■ **EXERCISE BRIEF**
Say how many lines in the data below contain the word "name", and give no other text.

■ **ITEMS**

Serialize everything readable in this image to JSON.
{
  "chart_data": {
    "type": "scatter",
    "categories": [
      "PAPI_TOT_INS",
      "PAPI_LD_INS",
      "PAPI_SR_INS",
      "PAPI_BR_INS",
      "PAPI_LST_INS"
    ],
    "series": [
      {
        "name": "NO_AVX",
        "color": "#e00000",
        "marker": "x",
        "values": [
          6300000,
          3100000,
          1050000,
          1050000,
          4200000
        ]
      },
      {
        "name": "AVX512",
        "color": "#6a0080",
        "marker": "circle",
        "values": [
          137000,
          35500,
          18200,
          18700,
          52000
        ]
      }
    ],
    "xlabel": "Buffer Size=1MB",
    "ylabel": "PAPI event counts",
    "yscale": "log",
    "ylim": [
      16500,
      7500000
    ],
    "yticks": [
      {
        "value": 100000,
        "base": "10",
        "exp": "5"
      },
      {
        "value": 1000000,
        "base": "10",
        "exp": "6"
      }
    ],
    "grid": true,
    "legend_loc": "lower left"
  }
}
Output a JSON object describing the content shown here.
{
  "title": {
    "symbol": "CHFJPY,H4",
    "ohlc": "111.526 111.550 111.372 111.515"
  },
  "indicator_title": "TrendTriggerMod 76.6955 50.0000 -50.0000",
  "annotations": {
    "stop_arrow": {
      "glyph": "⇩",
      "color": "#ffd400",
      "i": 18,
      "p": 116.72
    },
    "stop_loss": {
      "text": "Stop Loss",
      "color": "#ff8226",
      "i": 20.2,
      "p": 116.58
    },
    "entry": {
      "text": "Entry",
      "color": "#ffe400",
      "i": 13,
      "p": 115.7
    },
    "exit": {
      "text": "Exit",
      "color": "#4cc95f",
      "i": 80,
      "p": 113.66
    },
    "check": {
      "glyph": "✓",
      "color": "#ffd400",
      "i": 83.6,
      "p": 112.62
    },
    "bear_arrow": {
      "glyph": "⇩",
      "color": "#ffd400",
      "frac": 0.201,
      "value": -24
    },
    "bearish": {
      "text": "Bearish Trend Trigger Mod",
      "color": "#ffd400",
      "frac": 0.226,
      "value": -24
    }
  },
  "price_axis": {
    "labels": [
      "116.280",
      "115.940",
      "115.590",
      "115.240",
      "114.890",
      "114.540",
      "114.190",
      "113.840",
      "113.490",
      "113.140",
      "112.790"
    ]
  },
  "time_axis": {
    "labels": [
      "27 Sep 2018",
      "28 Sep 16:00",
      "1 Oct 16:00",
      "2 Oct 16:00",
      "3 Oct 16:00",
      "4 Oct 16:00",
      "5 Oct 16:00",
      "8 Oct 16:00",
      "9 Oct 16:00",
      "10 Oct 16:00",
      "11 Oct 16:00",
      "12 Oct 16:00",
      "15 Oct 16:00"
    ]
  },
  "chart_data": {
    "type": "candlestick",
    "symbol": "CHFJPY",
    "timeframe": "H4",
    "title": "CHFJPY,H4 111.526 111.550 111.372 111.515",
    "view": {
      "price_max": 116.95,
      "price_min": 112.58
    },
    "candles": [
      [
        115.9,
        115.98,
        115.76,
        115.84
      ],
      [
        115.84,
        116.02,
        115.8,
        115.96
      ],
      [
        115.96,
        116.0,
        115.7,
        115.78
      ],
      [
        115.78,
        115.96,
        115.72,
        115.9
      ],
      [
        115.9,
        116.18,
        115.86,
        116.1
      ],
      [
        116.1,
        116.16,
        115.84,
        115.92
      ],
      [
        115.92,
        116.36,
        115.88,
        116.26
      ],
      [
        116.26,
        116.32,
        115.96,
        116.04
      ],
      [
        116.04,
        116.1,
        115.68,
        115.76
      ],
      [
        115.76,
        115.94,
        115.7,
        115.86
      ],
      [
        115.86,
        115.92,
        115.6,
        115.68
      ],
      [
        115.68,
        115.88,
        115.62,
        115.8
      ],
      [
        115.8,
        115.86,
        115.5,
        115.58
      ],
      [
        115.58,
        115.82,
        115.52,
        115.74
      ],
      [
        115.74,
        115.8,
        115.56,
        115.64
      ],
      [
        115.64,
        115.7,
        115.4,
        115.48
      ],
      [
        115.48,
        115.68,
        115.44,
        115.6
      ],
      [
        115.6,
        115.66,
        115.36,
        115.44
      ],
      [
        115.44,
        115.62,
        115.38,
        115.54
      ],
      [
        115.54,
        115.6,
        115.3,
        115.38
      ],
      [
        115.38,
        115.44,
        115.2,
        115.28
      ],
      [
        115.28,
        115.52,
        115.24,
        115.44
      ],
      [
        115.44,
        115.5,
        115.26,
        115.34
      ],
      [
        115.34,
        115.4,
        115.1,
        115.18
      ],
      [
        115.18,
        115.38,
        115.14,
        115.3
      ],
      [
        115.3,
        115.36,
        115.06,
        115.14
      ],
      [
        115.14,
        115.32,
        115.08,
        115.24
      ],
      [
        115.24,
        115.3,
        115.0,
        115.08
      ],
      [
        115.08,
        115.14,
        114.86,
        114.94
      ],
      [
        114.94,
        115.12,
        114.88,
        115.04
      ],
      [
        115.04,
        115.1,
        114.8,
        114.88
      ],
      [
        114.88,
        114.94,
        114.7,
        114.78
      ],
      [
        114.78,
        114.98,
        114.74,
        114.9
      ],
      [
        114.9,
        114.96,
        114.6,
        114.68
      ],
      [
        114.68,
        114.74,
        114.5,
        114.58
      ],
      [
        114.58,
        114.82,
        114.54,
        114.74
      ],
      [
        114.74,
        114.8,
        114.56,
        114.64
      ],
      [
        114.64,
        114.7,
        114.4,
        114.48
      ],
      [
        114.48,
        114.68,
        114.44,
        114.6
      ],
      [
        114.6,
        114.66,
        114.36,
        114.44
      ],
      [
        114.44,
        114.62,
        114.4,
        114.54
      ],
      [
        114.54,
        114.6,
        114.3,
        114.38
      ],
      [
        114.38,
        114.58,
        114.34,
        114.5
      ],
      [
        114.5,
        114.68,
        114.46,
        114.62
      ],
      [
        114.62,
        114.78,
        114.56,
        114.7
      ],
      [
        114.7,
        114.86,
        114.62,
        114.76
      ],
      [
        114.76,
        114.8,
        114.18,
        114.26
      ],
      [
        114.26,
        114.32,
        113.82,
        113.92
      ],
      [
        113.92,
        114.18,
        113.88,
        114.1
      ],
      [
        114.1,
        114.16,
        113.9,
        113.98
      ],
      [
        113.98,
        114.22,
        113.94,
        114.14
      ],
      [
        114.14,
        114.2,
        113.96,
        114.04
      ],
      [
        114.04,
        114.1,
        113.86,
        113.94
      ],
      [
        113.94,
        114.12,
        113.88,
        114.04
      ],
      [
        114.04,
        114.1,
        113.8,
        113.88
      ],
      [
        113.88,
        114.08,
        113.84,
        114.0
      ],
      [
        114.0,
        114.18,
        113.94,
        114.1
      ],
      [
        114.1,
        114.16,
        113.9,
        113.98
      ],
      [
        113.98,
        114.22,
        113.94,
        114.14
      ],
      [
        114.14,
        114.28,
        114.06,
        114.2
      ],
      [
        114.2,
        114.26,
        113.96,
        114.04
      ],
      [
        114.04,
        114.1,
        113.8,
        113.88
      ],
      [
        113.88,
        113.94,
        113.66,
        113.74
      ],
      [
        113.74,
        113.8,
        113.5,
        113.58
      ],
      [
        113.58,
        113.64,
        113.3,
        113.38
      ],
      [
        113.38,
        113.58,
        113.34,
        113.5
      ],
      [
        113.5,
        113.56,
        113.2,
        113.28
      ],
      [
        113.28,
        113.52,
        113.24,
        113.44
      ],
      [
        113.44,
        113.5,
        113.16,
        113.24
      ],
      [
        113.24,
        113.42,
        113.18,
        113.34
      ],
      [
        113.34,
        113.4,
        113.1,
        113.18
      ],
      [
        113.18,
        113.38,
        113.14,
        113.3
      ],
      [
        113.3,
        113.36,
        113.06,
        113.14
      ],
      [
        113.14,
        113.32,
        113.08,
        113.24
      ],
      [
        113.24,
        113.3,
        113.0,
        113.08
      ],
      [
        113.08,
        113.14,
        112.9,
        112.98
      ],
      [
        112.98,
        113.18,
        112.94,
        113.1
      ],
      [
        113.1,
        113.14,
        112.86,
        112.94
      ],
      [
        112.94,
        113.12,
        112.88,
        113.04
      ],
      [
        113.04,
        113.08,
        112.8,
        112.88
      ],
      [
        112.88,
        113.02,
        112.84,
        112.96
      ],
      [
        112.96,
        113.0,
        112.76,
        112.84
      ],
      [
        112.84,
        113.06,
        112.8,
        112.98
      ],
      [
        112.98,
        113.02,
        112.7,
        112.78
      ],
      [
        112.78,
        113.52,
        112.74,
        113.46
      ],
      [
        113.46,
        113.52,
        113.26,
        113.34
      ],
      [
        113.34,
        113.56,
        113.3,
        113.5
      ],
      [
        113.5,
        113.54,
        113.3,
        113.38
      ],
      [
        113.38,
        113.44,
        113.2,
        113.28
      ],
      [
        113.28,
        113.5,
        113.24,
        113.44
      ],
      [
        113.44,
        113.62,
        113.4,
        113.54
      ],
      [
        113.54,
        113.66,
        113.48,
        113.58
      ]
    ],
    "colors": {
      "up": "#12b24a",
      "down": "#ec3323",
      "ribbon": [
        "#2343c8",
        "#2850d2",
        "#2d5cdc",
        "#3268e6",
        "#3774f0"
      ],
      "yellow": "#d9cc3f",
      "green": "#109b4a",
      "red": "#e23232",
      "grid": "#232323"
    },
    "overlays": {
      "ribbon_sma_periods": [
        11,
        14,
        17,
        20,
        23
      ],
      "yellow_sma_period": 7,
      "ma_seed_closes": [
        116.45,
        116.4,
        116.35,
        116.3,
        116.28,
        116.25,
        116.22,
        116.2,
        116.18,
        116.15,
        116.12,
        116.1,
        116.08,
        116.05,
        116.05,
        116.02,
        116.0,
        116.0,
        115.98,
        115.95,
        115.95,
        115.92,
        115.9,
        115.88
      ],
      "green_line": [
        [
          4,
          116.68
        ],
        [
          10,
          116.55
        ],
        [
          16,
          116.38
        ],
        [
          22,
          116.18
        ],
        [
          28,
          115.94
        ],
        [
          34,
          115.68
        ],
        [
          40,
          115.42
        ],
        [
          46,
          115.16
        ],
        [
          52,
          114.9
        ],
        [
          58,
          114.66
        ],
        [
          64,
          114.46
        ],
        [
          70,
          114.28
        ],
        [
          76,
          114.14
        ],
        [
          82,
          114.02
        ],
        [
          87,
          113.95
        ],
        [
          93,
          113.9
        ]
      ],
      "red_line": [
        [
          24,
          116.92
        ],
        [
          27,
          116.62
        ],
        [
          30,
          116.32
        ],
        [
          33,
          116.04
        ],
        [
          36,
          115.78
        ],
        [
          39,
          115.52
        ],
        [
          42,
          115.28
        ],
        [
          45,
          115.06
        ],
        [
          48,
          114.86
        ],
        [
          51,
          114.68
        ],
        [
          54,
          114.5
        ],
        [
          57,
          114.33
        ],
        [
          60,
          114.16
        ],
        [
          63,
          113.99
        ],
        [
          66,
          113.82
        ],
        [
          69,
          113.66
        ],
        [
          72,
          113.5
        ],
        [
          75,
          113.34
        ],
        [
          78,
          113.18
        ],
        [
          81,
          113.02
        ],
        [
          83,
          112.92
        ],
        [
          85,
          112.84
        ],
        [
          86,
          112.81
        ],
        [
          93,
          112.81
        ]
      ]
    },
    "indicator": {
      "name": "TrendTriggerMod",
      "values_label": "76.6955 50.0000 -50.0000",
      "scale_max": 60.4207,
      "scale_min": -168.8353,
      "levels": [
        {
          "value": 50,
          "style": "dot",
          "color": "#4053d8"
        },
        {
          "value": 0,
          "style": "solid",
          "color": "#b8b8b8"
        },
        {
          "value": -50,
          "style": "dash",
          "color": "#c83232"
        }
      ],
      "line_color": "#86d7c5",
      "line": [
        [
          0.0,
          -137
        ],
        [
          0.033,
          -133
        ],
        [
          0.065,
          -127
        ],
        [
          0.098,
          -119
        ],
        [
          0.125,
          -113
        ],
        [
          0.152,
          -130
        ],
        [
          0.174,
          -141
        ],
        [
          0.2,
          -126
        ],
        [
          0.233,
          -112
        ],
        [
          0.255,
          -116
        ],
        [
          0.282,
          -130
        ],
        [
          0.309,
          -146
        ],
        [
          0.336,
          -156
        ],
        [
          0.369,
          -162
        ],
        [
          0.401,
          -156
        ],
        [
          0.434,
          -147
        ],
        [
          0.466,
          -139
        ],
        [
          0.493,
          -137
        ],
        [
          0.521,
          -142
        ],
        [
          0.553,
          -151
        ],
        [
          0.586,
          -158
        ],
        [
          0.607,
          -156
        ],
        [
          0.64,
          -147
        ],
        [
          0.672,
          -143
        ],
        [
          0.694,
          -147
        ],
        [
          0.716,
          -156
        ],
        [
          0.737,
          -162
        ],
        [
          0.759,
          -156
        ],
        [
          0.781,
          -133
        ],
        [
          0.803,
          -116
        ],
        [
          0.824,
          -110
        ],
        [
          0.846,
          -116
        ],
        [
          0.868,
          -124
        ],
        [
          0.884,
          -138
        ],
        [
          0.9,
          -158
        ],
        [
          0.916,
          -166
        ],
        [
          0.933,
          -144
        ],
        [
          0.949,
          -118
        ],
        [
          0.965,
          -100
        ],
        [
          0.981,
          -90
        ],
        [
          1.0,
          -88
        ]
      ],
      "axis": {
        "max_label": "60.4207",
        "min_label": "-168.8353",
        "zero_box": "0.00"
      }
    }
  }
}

■ **EXERCISE ANSWER**
3